- **YOUR TASK**
Convert the lines below, from the line containing "dashboard-nav: Reports Settings" through the line containing "sidebar-item-label: Home xyxy=(803,668,844,686)" (both included), into a Markdown table with the columns No. and Line. Number each line in order and leave out any blank lines.
------ EXTRACTED INFORMATION
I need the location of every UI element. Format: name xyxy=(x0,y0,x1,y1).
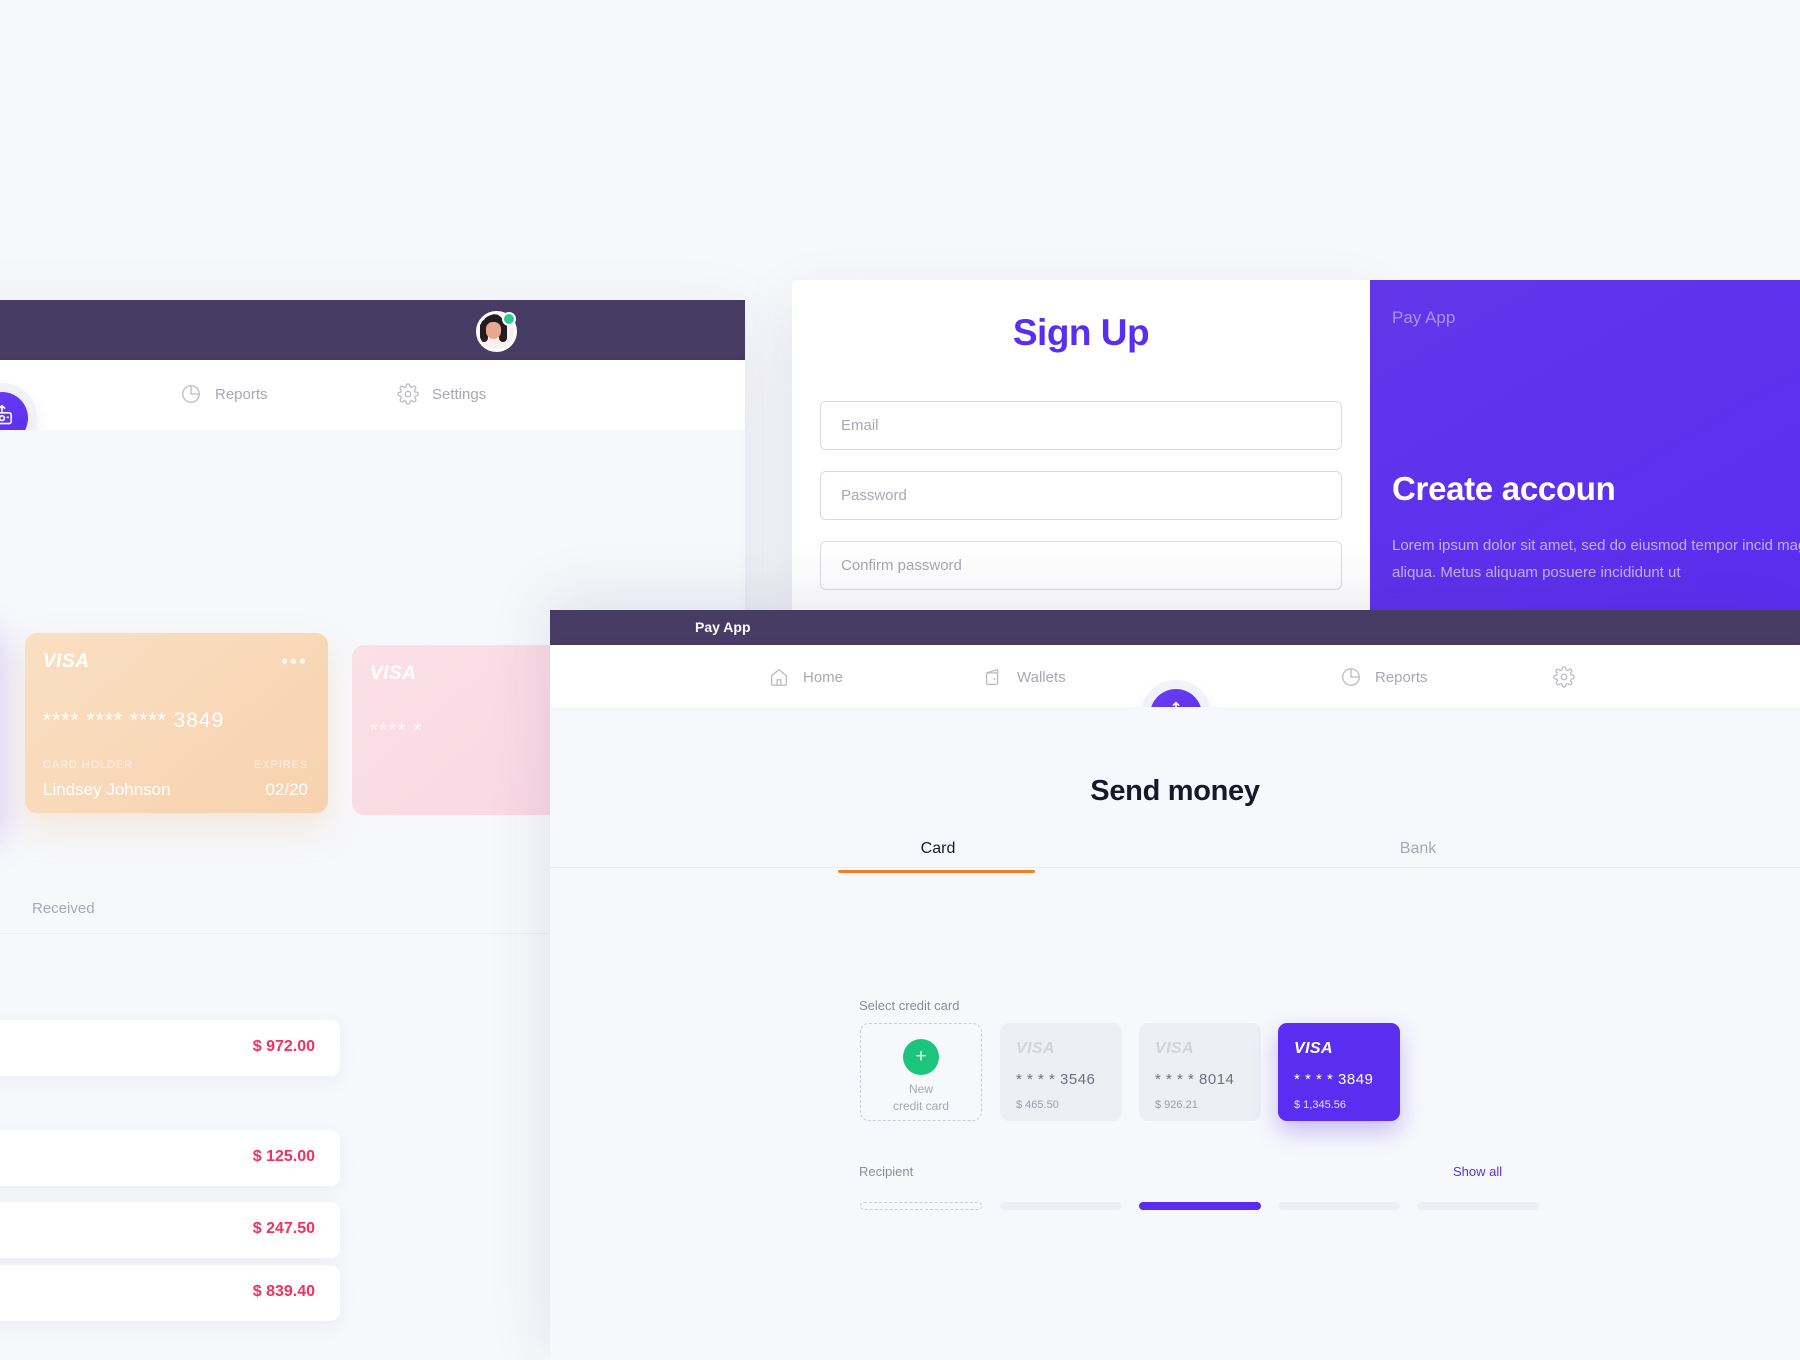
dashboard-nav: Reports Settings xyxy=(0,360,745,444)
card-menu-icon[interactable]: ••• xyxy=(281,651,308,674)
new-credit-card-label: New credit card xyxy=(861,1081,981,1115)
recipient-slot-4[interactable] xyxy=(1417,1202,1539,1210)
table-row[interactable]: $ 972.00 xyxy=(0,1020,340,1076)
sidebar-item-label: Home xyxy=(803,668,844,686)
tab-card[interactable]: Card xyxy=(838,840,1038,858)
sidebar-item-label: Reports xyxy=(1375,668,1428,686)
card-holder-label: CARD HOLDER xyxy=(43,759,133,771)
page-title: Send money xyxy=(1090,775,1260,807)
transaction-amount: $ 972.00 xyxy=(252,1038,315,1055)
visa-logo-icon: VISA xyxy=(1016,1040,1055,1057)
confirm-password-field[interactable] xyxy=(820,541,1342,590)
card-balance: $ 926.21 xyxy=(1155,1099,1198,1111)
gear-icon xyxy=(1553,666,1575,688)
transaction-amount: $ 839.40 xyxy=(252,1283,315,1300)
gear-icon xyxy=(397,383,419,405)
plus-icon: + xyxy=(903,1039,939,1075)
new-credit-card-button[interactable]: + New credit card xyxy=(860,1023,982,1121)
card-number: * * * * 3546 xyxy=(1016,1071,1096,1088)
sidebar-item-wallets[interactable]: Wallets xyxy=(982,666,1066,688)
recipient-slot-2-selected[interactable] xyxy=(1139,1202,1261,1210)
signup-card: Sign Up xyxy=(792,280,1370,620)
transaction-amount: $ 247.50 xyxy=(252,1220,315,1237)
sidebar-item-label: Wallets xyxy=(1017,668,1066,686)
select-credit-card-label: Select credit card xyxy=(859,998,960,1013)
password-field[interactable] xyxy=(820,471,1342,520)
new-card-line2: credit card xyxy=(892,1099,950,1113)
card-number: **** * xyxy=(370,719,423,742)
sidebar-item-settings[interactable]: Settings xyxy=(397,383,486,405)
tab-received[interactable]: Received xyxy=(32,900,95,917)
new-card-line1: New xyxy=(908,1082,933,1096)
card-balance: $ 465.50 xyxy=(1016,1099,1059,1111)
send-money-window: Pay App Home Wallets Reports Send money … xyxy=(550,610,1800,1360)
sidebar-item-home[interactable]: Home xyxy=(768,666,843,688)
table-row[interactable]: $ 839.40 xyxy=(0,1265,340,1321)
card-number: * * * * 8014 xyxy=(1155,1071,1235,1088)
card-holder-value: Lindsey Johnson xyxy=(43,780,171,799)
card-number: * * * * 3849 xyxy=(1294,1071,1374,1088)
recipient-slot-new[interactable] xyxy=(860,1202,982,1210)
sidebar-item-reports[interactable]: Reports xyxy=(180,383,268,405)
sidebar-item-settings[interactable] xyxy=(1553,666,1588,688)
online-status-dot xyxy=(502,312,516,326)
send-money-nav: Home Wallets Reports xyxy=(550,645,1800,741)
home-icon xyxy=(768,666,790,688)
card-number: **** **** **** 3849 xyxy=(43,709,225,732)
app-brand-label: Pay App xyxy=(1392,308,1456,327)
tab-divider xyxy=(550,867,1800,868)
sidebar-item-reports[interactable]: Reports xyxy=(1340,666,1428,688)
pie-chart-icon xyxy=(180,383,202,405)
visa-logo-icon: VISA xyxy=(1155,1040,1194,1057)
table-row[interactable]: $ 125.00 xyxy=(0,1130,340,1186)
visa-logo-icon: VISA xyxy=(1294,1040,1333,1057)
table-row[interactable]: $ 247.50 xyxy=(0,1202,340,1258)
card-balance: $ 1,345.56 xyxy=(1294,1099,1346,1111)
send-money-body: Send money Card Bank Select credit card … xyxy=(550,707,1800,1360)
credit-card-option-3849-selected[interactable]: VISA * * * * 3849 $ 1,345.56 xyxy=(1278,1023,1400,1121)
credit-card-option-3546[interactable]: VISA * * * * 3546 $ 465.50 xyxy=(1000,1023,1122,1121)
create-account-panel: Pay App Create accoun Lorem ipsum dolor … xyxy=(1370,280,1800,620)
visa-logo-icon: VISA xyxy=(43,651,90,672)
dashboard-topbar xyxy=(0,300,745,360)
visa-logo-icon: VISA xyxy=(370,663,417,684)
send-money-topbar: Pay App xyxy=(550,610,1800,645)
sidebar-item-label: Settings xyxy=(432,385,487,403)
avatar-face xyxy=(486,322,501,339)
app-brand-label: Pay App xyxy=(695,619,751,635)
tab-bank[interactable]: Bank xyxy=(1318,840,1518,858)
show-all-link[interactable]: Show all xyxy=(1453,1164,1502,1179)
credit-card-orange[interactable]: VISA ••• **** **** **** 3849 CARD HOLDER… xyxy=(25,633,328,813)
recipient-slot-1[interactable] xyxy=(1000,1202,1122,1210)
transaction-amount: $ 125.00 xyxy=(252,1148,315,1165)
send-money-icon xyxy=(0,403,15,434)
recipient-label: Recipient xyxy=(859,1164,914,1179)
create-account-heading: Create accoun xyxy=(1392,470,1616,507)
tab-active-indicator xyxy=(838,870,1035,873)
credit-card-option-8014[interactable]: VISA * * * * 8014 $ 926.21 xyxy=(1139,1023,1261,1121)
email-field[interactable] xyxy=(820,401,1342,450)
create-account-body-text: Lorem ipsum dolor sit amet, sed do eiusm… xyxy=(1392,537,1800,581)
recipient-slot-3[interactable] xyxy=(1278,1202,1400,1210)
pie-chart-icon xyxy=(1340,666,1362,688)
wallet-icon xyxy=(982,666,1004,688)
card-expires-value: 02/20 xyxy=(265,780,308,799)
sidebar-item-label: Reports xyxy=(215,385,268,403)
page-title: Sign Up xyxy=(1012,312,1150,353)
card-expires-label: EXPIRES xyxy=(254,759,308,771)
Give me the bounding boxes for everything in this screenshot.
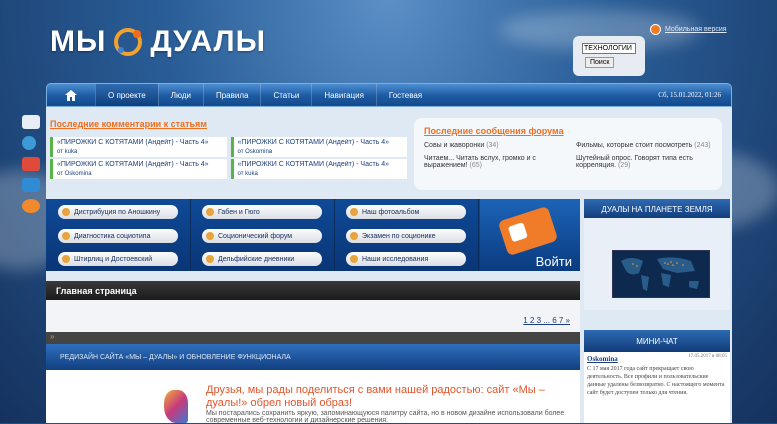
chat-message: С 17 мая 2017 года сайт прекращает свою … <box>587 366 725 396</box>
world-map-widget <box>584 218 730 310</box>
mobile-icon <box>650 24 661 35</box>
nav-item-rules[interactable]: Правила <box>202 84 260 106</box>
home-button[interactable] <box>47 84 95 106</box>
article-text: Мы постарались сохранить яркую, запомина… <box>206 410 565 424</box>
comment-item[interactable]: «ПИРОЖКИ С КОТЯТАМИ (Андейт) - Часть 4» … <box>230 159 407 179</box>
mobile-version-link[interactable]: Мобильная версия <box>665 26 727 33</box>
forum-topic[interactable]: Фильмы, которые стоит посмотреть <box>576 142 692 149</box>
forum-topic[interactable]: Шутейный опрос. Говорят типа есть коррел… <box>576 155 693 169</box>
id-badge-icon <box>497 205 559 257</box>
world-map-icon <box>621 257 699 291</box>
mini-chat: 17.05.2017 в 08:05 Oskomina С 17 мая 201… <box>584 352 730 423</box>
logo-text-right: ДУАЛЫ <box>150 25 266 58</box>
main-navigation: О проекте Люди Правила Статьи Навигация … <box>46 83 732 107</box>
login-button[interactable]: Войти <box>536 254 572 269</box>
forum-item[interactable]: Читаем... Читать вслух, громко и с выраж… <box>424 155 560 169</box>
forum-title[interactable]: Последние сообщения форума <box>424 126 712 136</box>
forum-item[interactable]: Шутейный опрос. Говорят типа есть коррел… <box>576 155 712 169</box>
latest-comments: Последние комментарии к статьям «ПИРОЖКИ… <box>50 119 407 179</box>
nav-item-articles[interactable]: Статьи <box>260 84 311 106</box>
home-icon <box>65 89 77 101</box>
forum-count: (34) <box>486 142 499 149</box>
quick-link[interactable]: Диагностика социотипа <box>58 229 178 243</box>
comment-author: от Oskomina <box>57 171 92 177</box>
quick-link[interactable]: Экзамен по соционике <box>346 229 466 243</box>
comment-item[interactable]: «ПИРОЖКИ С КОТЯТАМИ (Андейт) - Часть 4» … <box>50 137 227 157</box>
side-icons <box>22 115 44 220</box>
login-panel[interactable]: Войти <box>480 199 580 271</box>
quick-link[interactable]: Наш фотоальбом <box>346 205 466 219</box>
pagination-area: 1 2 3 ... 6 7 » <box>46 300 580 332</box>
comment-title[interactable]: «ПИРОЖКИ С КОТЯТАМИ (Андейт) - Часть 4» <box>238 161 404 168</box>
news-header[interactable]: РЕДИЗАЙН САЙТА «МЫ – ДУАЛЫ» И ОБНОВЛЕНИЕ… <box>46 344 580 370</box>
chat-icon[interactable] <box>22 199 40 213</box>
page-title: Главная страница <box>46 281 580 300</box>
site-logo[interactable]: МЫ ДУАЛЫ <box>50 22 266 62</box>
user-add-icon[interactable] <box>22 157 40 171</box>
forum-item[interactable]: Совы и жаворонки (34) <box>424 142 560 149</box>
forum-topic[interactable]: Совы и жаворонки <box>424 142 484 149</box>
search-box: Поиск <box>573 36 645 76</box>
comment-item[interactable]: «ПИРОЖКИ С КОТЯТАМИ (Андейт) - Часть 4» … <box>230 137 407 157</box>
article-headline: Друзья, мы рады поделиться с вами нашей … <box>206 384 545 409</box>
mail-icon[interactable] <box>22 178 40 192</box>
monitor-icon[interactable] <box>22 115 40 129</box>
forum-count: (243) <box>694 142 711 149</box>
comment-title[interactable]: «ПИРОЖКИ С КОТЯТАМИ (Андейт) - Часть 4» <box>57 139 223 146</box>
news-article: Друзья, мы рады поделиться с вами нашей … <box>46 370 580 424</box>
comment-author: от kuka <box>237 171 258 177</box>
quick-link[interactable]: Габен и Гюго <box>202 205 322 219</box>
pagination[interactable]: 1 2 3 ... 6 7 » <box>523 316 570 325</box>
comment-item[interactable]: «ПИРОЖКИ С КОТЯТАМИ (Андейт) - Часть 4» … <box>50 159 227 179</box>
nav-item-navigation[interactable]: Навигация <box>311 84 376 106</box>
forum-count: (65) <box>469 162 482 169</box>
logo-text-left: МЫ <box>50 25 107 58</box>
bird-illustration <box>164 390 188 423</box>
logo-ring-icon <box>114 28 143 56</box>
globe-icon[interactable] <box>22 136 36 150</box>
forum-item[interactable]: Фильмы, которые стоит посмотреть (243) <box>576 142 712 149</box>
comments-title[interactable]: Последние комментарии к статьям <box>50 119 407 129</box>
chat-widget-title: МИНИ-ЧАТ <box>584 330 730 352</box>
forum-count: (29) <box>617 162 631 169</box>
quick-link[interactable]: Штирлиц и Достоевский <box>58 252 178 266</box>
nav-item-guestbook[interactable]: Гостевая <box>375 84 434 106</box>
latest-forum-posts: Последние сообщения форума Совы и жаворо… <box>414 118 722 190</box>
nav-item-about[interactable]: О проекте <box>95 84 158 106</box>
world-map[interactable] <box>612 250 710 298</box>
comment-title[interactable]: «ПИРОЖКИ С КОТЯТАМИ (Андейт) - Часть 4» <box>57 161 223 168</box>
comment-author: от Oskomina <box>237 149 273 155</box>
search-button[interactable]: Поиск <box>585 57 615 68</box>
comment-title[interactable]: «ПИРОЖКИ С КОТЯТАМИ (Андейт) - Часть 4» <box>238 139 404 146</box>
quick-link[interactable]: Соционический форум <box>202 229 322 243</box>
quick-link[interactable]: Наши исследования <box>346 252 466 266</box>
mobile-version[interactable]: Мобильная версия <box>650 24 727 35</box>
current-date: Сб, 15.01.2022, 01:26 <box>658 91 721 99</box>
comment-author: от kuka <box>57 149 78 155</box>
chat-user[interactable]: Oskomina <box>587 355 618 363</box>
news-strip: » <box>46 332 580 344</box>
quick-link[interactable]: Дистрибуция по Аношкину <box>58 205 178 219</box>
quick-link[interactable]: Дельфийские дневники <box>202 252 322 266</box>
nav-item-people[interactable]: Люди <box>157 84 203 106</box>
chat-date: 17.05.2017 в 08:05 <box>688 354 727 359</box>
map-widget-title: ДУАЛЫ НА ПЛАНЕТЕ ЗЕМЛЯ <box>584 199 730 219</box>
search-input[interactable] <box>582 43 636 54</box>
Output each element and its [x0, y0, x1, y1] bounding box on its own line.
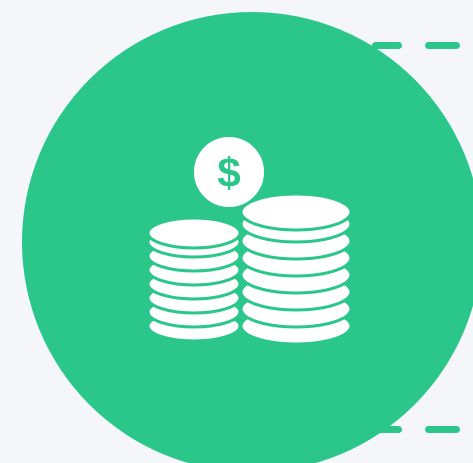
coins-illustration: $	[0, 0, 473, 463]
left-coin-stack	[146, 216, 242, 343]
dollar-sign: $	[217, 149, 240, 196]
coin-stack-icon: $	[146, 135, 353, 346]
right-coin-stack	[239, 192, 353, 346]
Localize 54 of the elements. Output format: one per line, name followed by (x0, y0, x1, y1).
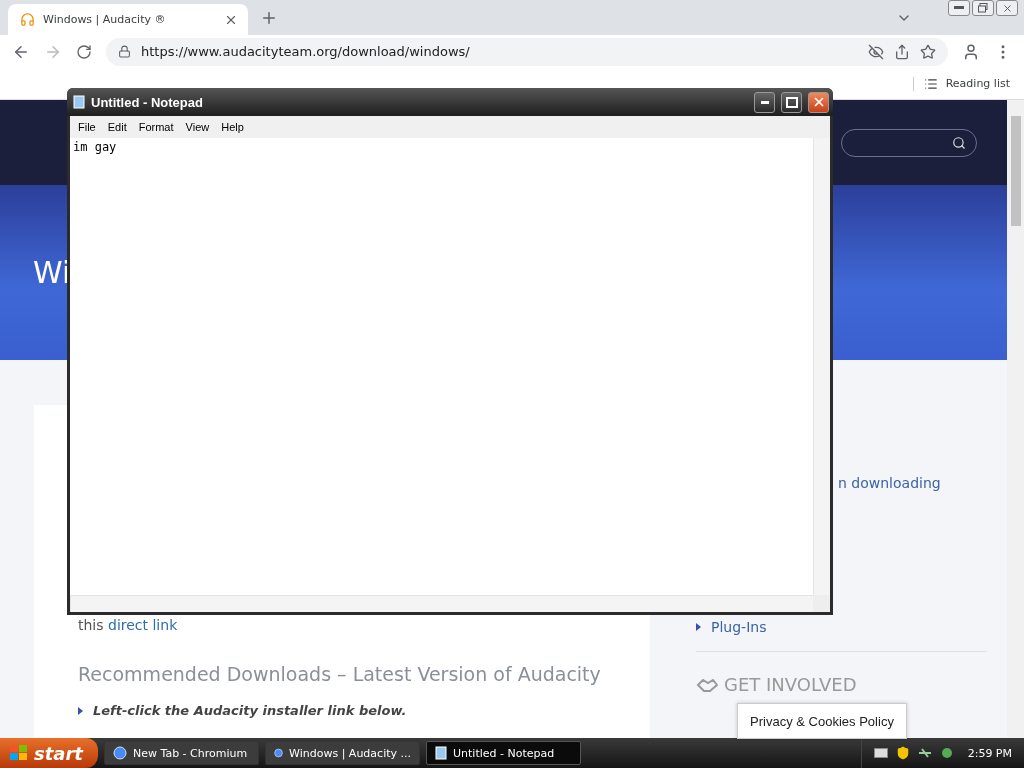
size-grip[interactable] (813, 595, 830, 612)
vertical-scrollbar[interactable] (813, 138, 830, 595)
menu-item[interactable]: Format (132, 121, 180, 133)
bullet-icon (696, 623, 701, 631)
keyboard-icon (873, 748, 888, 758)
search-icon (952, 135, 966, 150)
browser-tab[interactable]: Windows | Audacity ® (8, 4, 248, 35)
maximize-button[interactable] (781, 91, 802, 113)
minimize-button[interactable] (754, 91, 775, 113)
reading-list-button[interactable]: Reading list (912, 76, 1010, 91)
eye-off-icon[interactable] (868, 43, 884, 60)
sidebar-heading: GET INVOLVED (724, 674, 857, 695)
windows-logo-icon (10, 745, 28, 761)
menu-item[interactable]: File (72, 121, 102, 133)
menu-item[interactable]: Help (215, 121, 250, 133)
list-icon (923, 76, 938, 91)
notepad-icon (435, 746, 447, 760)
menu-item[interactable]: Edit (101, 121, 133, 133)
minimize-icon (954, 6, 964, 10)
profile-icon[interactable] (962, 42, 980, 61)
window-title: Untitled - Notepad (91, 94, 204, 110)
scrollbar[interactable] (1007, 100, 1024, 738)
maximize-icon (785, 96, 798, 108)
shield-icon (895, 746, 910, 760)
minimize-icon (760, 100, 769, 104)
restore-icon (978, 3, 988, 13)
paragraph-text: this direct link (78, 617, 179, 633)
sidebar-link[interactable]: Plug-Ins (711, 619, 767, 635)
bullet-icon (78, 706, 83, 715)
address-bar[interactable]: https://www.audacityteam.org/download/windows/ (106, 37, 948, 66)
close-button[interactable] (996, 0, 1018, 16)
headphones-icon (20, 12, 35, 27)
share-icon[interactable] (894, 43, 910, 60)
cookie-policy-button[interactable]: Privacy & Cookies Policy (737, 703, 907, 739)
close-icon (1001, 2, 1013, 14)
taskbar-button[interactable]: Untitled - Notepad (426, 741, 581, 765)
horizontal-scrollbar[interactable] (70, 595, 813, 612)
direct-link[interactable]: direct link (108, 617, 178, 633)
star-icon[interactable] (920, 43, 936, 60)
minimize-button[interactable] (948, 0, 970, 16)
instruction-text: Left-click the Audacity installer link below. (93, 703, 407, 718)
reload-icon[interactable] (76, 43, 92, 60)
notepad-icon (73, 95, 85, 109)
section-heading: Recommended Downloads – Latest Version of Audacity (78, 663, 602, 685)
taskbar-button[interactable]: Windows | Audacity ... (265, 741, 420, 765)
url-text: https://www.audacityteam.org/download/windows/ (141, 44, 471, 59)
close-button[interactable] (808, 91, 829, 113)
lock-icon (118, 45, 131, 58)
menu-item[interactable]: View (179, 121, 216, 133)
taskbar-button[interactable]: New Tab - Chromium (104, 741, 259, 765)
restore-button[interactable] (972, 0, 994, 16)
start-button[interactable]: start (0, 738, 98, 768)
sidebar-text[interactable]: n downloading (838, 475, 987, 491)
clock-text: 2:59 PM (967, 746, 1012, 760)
------------
- **ANSWER TO THIS PROBLEM**
| No. | Line |
|---|---|
| 1 | dashboard-nav: Reports Settings xyxy=(0,360,745,444) |
| 2 | card-menu-icon[interactable]: ••• xyxy=(281,651,308,674) |
| 3 | new-credit-card-label: New credit card xyxy=(861,1081,981,1115) |
| 4 | recipient-slot-4[interactable] xyxy=(1417,1202,1539,1210) |
| 5 | table-row[interactable]: $ 972.00 xyxy=(0,1020,340,1076) |
| 6 | sidebar-item-label: Home xyxy=(803,668,844,686) |